* Goal of the exercise *
Repeat all of the material below exactly as written, images excluded.

* Given data *
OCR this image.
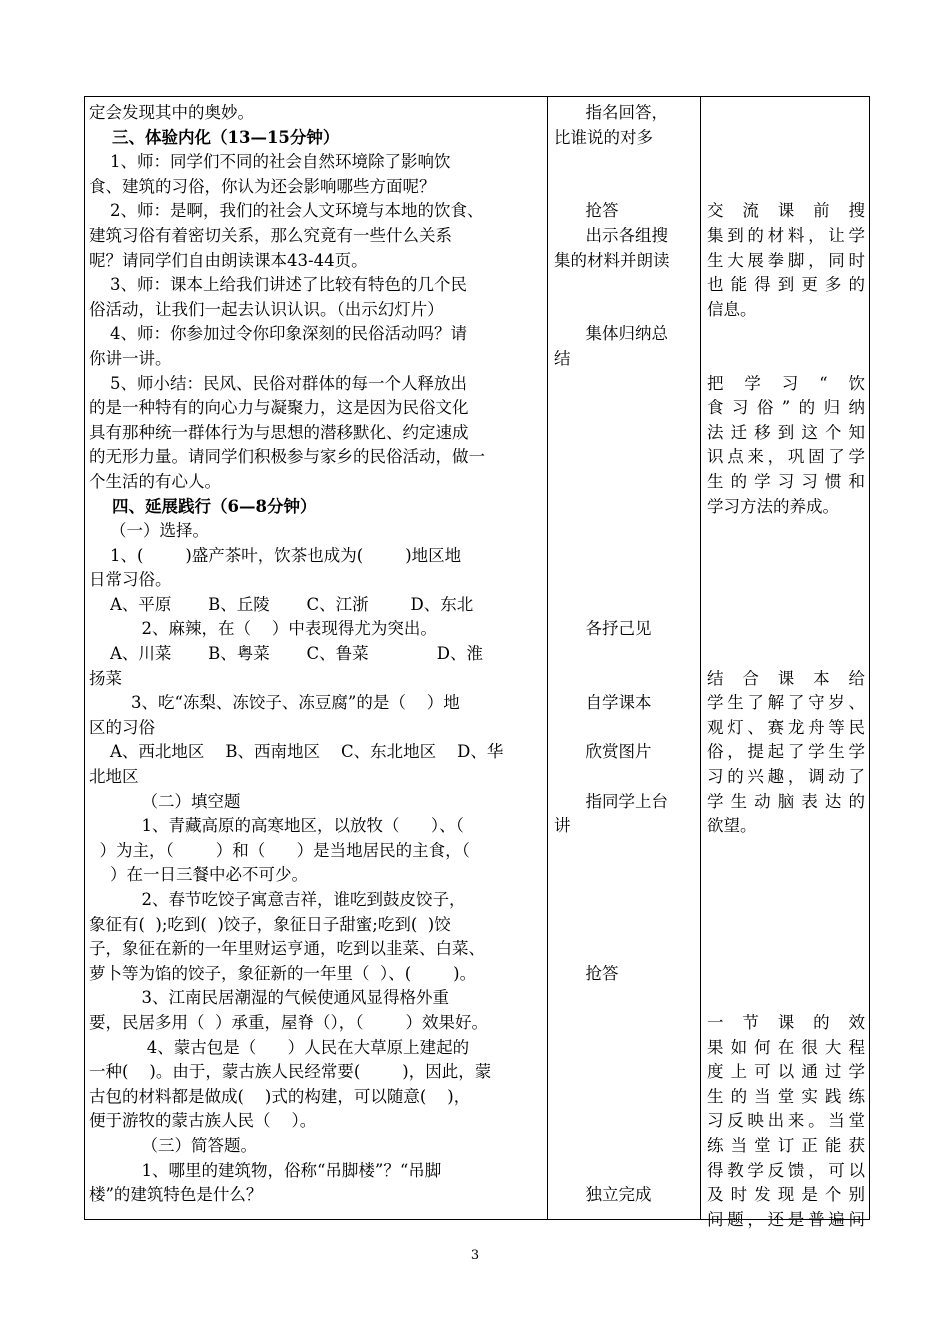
定会发现其中的奥妙。
三、体验内化（13—15分钟）
1、师：同学们不同的社会自然环境除了影响饮
食、建筑的习俗，你认为还会影响哪些方面呢？
2、师：是啊，我们的社会人文环境与本地的饮食、
建筑习俗有着密切关系，那么究竟有一些什么关系
呢？请同学们自由朗读课本43-44页。
3、师：课本上给我们讲述了比较有特色的几个民
俗活动，让我们一起去认识认识。（出示幻灯片）
4、师：你参加过令你印象深刻的民俗活动吗？请
你讲一讲。
5、师小结：民风、民俗对群体的每一个人释放出
的是一种特有的向心力与凝聚力，这是因为民俗文化
具有那种统一群体行为与思想的潜移默化、约定速成
的无形力量。请同学们积极参与家乡的民俗活动，做一
个生活的有心人。
四、延展践行（6—8分钟）
（一）选择。
1、(        )盛产茶叶，饮茶也成为(        )地区地
日常习俗。
A、平原       B、丘陵       C、江浙        D、东北
2、麻辣，在（    ）中表现得尤为突出。
A、川菜       B、粤菜       C、鲁菜             D、淮
扬菜
3、吃“冻梨、冻饺子、冻豆腐”的是（    ）地
区的习俗
A、西北地区    B、西南地区    C、东北地区    D、华
北地区
（二）填空题
1、青藏高原的高寒地区，以放牧（      ）、（
）为主，（        ）和（      ）是当地居民的主食，（
）在一日三餐中必不可少。
2、春节吃饺子寓意吉祥，谁吃到鼓皮饺子，
象征有(  );吃到(  )饺子，象征日子甜蜜;吃到(  )饺
子，象征在新的一年里财运亨通，吃到以韭菜、白菜、
萝卜等为馅的饺子，象征新的一年里（  ）、(        )。
3、江南民居潮湿的气候使通风显得格外重
要，民居多用（  ）承重，屋脊（），（        ）效果好。
4、蒙古包是（      ）人民在大草原上建起的
一种(    )。由于，蒙古族人民经常要(        )，因此，蒙
古包的材料都是做成(    )式的构建，可以随意(    )，
便于游牧的蒙古族人民（    ）。
（三）简答题。
1、哪里的建筑物，俗称“吊脚楼”？“吊脚
楼”的建筑特色是什么？
指名回答，
比谁说的对多
抢答
出示各组搜
集的材料并朗读
集体归纳总
结
各抒己见
自学课本
欣赏图片
指同学上台
讲
抢答
独立完成
交流课前搜
集到的材料，让学
生大展拳脚，同时
也能得到更多的
信息。
把学习“饮
食习俗”的归纳
法迁移到这个知
识点来，巩固了学
生的学习习惯和
学习方法的养成。
结合课本给
学生了解了守岁、
观灯、赛龙舟等民
俗，提起了学生学
习的兴趣，调动了
学生动脑表达的
欲望。
一节课的效
果如何在很大程
度上可以通过学
生的当堂实践练
习反映出来。当堂
练当堂订正能获
得教学反馈，可以
及时发现是个别
问题，还是普遍问
3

* Response to the exercise *
OCR this image.
定会发现其中的奥妙。
三、体验内化（13—15分钟）
1、师：同学们不同的社会自然环境除了影响饮
食、建筑的习俗，你认为还会影响哪些方面呢？
2、师：是啊，我们的社会人文环境与本地的饮食、
建筑习俗有着密切关系，那么究竟有一些什么关系
呢？请同学们自由朗读课本43-44页。
3、师：课本上给我们讲述了比较有特色的几个民
俗活动，让我们一起去认识认识。（出示幻灯片）
4、师：你参加过令你印象深刻的民俗活动吗？请
你讲一讲。
5、师小结：民风、民俗对群体的每一个人释放出
的是一种特有的向心力与凝聚力，这是因为民俗文化
具有那种统一群体行为与思想的潜移默化、约定速成
的无形力量。请同学们积极参与家乡的民俗活动，做一
个生活的有心人。
四、延展践行（6—8分钟）
（一）选择。
1、(        )盛产茶叶，饮茶也成为(        )地区地
日常习俗。
A、平原       B、丘陵       C、江浙        D、东北
2、麻辣，在（    ）中表现得尤为突出。
A、川菜       B、粤菜       C、鲁菜             D、淮
扬菜
3、吃“冻梨、冻饺子、冻豆腐”的是（    ）地
区的习俗
A、西北地区    B、西南地区    C、东北地区    D、华
北地区
（二）填空题
1、青藏高原的高寒地区，以放牧（      ）、（
）为主，（        ）和（      ）是当地居民的主食，（
）在一日三餐中必不可少。
2、春节吃饺子寓意吉祥，谁吃到鼓皮饺子，
象征有(  );吃到(  )饺子，象征日子甜蜜;吃到(  )饺
子，象征在新的一年里财运亨通，吃到以韭菜、白菜、
萝卜等为馅的饺子，象征新的一年里（  ）、(        )。
3、江南民居潮湿的气候使通风显得格外重
要，民居多用（  ）承重，屋脊（），（        ）效果好。
4、蒙古包是（      ）人民在大草原上建起的
一种(    )。由于，蒙古族人民经常要(        )，因此，蒙
古包的材料都是做成(    )式的构建，可以随意(    )，
便于游牧的蒙古族人民（    ）。
（三）简答题。
1、哪里的建筑物，俗称“吊脚楼”？“吊脚
楼”的建筑特色是什么？
指名回答，
比谁说的对多
抢答
出示各组搜
集的材料并朗读
集体归纳总
结
各抒己见
自学课本
欣赏图片
指同学上台
讲
抢答
独立完成
交流课前搜
集到的材料，让学
生大展拳脚，同时
也能得到更多的
信息。
把学习“饮
食习俗”的归纳
法迁移到这个知
识点来，巩固了学
生的学习习惯和
学习方法的养成。
结合课本给
学生了解了守岁、
观灯、赛龙舟等民
俗，提起了学生学
习的兴趣，调动了
学生动脑表达的
欲望。
一节课的效
果如何在很大程
度上可以通过学
生的当堂实践练
习反映出来。当堂
练当堂订正能获
得教学反馈，可以
及时发现是个别
问题，还是普遍问
3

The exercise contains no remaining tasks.